Collected data entries:

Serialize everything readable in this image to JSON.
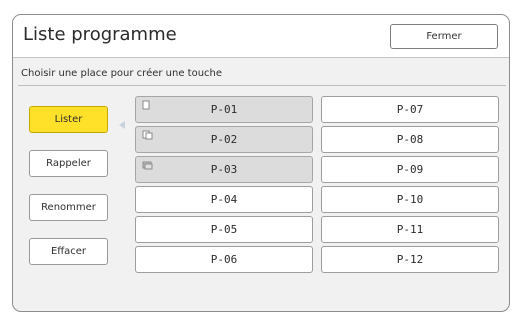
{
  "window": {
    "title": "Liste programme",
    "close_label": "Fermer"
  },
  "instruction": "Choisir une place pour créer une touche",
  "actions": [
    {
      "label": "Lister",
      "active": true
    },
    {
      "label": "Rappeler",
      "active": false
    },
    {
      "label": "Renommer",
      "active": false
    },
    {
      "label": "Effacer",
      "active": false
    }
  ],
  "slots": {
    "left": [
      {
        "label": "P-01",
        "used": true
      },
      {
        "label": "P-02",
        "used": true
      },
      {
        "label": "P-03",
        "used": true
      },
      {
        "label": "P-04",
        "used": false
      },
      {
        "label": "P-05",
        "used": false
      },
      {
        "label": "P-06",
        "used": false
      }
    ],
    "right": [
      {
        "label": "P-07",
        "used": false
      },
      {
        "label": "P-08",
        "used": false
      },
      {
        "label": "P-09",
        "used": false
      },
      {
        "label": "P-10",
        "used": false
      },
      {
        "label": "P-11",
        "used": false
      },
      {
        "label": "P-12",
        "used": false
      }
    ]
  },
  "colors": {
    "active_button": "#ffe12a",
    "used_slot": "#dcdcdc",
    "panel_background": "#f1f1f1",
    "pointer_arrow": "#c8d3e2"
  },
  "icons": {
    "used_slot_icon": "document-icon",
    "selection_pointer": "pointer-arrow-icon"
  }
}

==

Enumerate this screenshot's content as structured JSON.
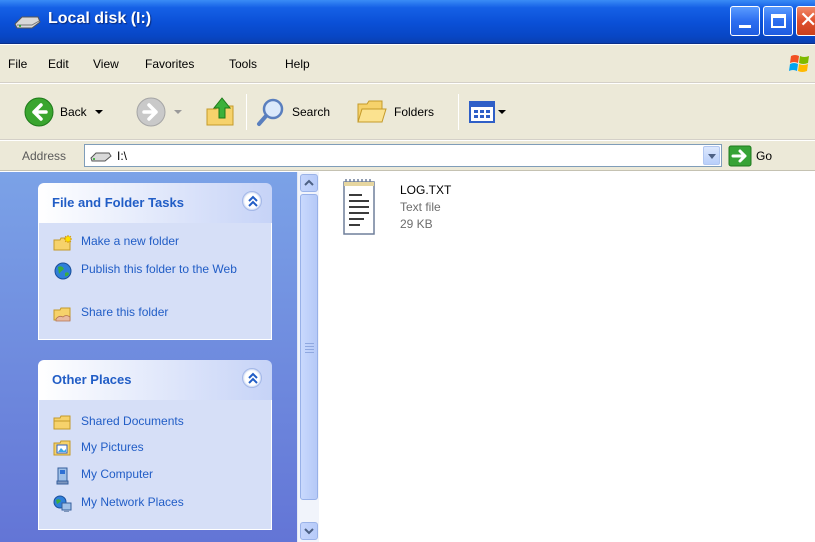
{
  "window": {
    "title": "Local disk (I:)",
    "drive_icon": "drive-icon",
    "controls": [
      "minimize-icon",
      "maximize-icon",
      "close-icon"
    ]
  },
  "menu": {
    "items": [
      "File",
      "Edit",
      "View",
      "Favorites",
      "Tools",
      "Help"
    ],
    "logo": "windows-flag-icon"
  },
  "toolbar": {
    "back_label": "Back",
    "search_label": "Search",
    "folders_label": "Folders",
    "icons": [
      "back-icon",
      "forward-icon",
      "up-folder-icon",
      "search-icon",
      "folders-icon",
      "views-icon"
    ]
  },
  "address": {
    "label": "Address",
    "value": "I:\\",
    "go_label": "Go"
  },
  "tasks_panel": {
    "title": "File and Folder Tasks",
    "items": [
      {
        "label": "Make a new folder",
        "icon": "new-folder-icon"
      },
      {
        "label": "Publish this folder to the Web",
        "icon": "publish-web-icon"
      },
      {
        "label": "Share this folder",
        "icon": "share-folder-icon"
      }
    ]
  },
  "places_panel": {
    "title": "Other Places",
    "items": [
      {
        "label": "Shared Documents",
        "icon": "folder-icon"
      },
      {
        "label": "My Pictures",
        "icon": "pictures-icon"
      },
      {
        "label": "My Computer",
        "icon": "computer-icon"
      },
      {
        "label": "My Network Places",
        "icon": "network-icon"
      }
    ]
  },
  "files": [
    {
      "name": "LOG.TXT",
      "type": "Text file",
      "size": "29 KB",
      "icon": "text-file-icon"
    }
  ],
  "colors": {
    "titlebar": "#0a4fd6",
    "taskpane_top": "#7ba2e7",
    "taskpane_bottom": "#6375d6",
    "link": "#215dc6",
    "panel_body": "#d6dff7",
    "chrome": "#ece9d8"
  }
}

==

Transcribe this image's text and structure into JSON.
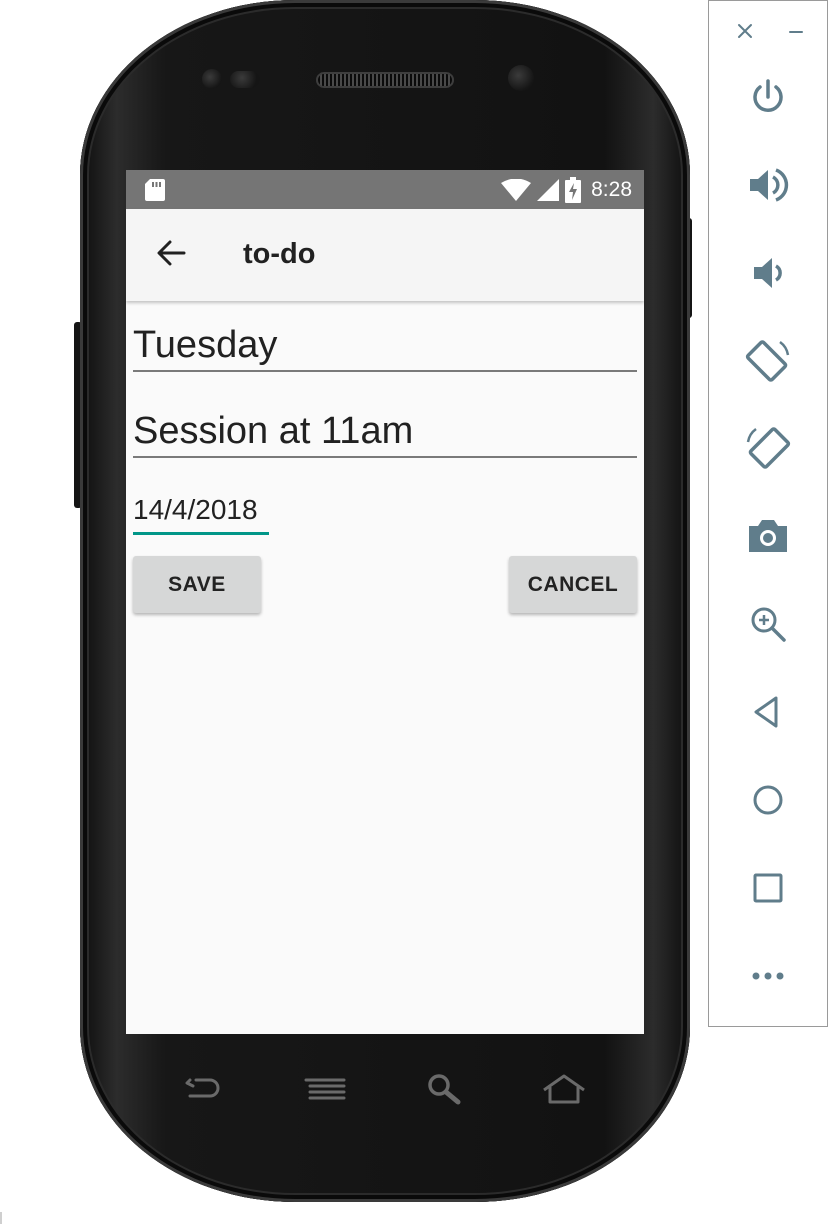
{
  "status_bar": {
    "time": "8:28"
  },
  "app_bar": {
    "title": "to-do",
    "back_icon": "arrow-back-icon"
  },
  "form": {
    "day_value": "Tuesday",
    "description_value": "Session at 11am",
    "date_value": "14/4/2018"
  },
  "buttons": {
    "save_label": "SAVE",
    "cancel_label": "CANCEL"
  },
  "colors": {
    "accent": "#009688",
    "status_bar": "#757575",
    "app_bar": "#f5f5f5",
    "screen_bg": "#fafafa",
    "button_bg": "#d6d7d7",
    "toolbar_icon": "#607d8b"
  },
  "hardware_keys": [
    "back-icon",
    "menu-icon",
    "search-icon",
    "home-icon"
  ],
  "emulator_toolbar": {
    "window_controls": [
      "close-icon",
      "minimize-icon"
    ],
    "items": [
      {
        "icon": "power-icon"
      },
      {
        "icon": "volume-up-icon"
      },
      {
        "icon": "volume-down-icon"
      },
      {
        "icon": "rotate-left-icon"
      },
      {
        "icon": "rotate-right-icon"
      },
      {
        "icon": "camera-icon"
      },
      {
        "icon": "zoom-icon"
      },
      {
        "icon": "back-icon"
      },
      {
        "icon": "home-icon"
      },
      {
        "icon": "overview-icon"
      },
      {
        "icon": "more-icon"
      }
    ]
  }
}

» Task brief: What is the number of lines in these records that contain "JSON"? Reply with the number only.

» Answer for the task: 3